In the text on Abe Fortas's early years in Memphis, how many pages does Laura Kalman's biography give to his Memphis life?

* QUOTED PASSAGE *
::::

There are two primary biographies of Justice Abe Fortas — Bruce Allen Murphy’s 1988 “Fortas: The Rise and Ruin of a Supreme Court Justice” and Laura Kalman’s 1992 “Abe Fortas: A Biography.” Neither of these works devotes much attention to Fortas’ life in his hometown of Memphis, Tennessee.

Murphy – writing after the discovery of President Lyndon Johnson’s papers relating to Fortas, which Johnson ordered destroyed but which his staff secretly preserved – focused on Fortas’ downfall as a result of ethical scandals that surfaced during and after his nomination for chief justice. Kalman wrote a more comprehensive work, but still gave Fortas’ Memphis life only six pages before turning to his time at Yale Law School.

In a recent article in the Journal of Supreme Court History, “Memphis and the Making of Justice Fortas,” Timothy Huebner fills that void in historians’ understanding of Fortas’ early life. Through research in archives at Memphis public libraries, Temple Israel in Memphis, local newspapers, the University of Memphis and Rhodes College (where Huebner teaches and which Fortas attended when it was known as Southwestern), Huebner provides history that “none of us have gotten” before, as Kalman wrote in an email.

Huebner’s new research presents a different side to this man, who “grew up in an immigrant Jewish family of modest means in Memphis,” but who is “often portrayed as a consummate Washington insider,” as Huebner writes.

Huebner argues that experiences and relationships in Memphis “helped to shape some of Fortas’s specific attitudes about law and justice.” In particular, Huebner focuses on the Tennessee roots of Fortas’ approach to three constitutional values – justice for the poor, freedom for religious minorities and civil rights for African-Americans – that “have been obscured by the ethical scandals that ended his brief tenure on the Court.”

Huebner’s approach – focused on biographical more than doctrinal history of the Supreme Court – has marked his entire career as a scholar. For Huebner, any study of constitutional law “has to come with an understanding that law is shaped by institutions made up of individuals with their own backgrounds and experiences,” he said in an interview. To understand Chief Justice John Marshall, he explained, one needs to know that Marshall’s interest in a strong national government was shaped in part by fighting for American independence alongside General George Washington at Valley Forge.

In an interview, Fortas biographer Murphy said that Huebner’s insights into Fortas’ early life – including the future justice’s popularity, involvement in college affairs and close relationships with mentors – “fills in a lot of gaps and explains the man later involved in the culture of the White House” as a “close friend” of Johnson’s. For Murphy, the question of Fortas’ “rule-bending” remains open; he posited that it rested in Fortas’ association with New Deal politics. However, that inquiry was outside the scope of Huebner’s analysis, which sought simply to root some of Fortas’ jurisprudence in his early life experiences.

Justice for the poor: Gideon v. Wainwright

In this unanimous 1963 decision, the Supreme Court “held that the right to counsel was included among the rights incorporated by the Fourteenth Amendment to apply to the states.”

::::

* MATERIAL PROVIDED *
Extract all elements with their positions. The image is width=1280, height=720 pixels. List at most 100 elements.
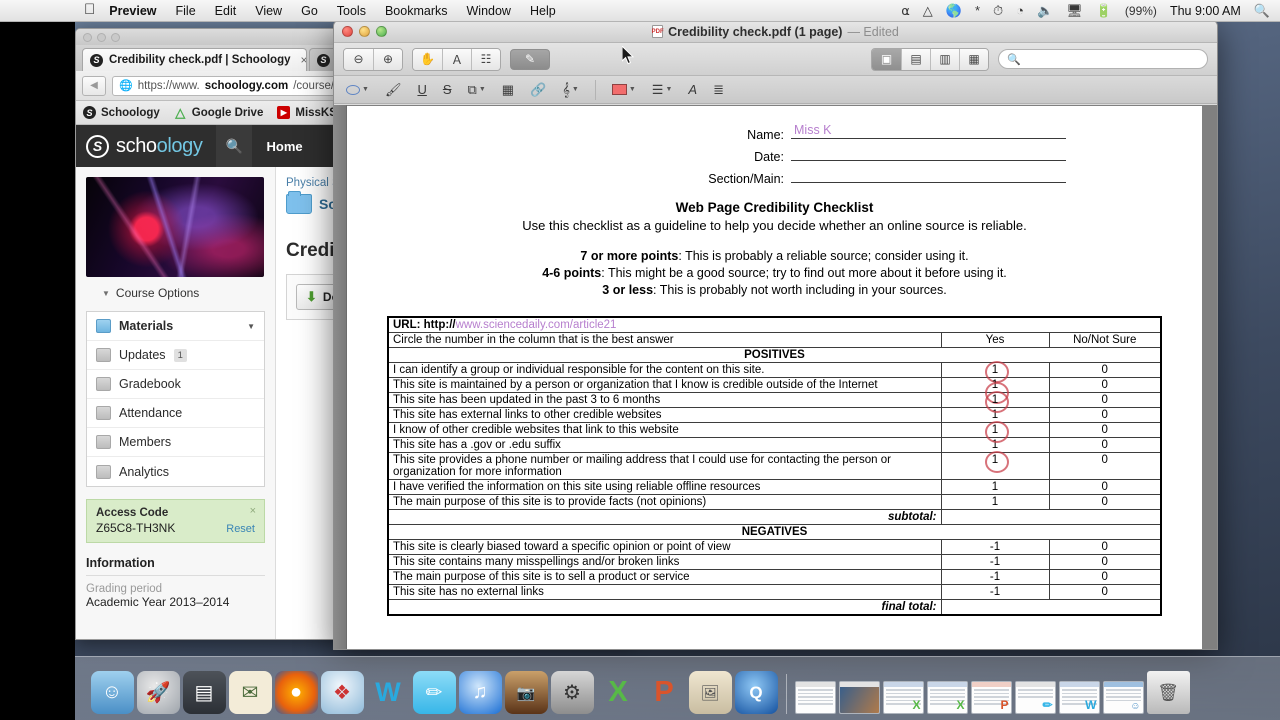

::::

* EXERCISE RESPONSE *
Six pages.